Like other Cubans, the artists of the "special period" are forced to grapple with the drastic restrictions and shortages brought on by the fall of communism in the Eastern bloc. This has led to a scarcity of materials that has changed the way art is being made in Cuba. Oil paints and canvas are precious. Ideas for large-scale paintings or sculpture are discarded in favor of smaller pieces that can be more easily executed and taken to a gallery on the back of a bicycle. Found objects and scavenged supplies have become artistic staples, along with traditional crafts materials such as wood, ceramics, and fabric.
Coinciding with the logistical problems of artistic creativity and lending them a peculiar irony has been the government's realization that Cuban art, like tourism, can be a valuable commodity for foreign trade. And so the black market for forgeries is thriving (excellent renditions of Cuban masters, Picassos, or even a van Gogh are easily available). Legitimate artists, using whatever materials they can find, frequently sell their work directly to interested foreigners in meetings at their homes or in hotels. On an official level state-run galleries located in what were once grand mansions in Old Havana and in more modern buildings in other parts of the city sell artists' work, encouraged by a law passed last year that called for cultural institutions to become self-supporting. Artists are paid 50 to 70 percent of all sales made by galleries, and since this past February, the payments are being made in dollars, not pesos.
Since the revolution, artists have traditionally worked as art teachers in elementary schools or community centers, professors at the institute, or cultural center employees. Now the Castro government has become more lenient in granting "independent artist" status, which permits artists to attempt to live from their work alone, an obviously attractive alternative when a single painting can be sold to a foreign buyer for a hundred dollars or more. A growing awareness of the mechanics of international art trade and the decline of living standards have prompted more and more young Cuban artists to adapt -- to create their work with a market in mind, to think competitively, to market themselves.

Labeled box records |
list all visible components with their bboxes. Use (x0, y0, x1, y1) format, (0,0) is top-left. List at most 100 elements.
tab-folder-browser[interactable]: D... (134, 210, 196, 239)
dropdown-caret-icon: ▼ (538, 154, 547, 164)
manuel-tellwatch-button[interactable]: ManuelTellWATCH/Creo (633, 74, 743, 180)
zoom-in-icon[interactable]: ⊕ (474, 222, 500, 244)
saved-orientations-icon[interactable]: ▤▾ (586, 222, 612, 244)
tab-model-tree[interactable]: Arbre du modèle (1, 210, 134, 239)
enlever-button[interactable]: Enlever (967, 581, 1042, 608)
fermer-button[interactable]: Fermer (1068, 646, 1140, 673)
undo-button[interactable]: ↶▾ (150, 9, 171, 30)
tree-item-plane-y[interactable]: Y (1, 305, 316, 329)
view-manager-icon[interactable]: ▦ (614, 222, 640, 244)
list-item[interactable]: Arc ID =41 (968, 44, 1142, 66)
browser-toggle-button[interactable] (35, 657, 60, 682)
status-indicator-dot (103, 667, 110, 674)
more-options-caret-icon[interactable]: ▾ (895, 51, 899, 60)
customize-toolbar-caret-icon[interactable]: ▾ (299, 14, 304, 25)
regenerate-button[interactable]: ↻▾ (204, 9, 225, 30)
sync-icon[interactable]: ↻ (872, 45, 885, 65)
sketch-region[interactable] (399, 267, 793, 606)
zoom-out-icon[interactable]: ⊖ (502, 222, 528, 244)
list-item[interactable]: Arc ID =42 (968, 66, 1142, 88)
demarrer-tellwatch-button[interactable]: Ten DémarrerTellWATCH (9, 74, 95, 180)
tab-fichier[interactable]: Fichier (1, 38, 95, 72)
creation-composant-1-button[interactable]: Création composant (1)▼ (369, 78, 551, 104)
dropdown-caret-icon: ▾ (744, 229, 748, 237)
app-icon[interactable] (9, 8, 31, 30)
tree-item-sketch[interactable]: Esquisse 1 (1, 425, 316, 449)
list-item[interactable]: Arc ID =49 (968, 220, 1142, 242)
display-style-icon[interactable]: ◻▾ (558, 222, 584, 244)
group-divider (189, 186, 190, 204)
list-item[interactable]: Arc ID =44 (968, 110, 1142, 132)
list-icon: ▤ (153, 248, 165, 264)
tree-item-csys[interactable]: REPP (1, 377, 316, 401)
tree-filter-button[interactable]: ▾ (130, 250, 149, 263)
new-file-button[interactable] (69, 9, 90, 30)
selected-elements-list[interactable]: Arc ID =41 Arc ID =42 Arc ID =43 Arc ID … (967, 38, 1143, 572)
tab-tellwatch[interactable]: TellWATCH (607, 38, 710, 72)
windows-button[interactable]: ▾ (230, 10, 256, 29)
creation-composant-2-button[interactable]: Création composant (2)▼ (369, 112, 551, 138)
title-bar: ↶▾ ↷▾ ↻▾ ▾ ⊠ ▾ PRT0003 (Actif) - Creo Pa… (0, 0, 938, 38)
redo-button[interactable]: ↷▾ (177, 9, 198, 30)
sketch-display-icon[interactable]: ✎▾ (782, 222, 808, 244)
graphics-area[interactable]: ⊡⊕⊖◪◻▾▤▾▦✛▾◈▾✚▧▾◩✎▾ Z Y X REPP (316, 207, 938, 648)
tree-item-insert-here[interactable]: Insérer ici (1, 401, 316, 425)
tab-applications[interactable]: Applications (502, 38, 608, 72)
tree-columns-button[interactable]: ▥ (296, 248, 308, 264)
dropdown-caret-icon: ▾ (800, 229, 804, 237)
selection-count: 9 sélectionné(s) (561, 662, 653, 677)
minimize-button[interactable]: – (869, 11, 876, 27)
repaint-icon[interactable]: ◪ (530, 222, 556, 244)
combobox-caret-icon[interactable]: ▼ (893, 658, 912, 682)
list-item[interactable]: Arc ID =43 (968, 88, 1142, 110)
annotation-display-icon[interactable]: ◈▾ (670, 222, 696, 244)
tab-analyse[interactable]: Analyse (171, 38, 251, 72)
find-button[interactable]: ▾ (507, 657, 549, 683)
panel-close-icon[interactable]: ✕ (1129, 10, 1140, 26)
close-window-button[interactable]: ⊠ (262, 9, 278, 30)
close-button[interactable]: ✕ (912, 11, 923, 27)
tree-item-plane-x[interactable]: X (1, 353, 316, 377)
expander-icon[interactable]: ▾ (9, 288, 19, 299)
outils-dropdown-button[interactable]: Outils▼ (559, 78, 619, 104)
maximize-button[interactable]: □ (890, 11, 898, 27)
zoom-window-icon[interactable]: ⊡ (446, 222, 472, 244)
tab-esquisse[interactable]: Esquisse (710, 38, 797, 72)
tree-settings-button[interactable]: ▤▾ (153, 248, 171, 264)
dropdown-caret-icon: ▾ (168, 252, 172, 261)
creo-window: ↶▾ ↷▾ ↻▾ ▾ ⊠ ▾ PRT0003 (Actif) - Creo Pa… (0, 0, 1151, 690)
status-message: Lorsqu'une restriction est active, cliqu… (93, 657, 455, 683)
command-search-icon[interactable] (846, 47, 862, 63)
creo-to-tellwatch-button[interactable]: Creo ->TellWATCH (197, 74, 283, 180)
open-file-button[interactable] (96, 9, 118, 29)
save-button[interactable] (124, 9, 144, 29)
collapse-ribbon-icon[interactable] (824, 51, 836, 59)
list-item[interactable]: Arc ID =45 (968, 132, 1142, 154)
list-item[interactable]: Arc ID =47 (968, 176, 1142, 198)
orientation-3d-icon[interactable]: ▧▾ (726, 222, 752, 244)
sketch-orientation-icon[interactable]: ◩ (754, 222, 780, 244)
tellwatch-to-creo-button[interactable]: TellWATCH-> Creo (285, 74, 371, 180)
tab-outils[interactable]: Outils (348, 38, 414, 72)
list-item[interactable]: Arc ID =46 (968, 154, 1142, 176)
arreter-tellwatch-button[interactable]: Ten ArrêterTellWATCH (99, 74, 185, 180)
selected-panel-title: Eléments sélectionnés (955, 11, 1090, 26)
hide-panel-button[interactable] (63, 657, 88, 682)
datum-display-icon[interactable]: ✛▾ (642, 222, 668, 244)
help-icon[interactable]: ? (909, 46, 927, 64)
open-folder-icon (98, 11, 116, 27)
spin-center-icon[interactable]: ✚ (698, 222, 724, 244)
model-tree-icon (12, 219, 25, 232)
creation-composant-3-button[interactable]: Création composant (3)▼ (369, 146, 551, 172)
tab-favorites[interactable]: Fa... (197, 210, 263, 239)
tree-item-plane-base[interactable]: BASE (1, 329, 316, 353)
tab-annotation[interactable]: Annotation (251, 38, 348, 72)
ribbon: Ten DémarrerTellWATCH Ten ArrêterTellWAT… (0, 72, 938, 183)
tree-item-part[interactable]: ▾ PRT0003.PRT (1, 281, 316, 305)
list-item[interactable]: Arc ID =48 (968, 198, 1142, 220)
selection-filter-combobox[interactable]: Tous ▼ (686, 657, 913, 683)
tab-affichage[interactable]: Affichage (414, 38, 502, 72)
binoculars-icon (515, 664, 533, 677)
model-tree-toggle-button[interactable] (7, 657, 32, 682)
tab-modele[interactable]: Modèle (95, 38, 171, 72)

Exercises |
A) Answer these questions from the passage on Cuban art:
(i) What share of gallery sales goes to the artists?
(ii) Along with found objects and scavenged supplies, what has become an artistic staple?
(iii) What does "independent artist" status permit artists to do?
B) Can you reproduce the labeled box records from their first row up to and including the line with "74, 743, 180)"?

Task responses |
A)
(i) 50 to 70 percent.
(ii) Traditional crafts materials such as wood, ceramics, and fabric.
(iii) It permits them to attempt to live from their work alone.

B)
list all visible components with their bboxes. Use (x0, y0, x1, y1) format, (0,0) is top-left. List at most 100 elements.
tab-folder-browser[interactable]: D... (134, 210, 196, 239)
dropdown-caret-icon: ▼ (538, 154, 547, 164)
manuel-tellwatch-button[interactable]: ManuelTellWATCH/Creo (633, 74, 743, 180)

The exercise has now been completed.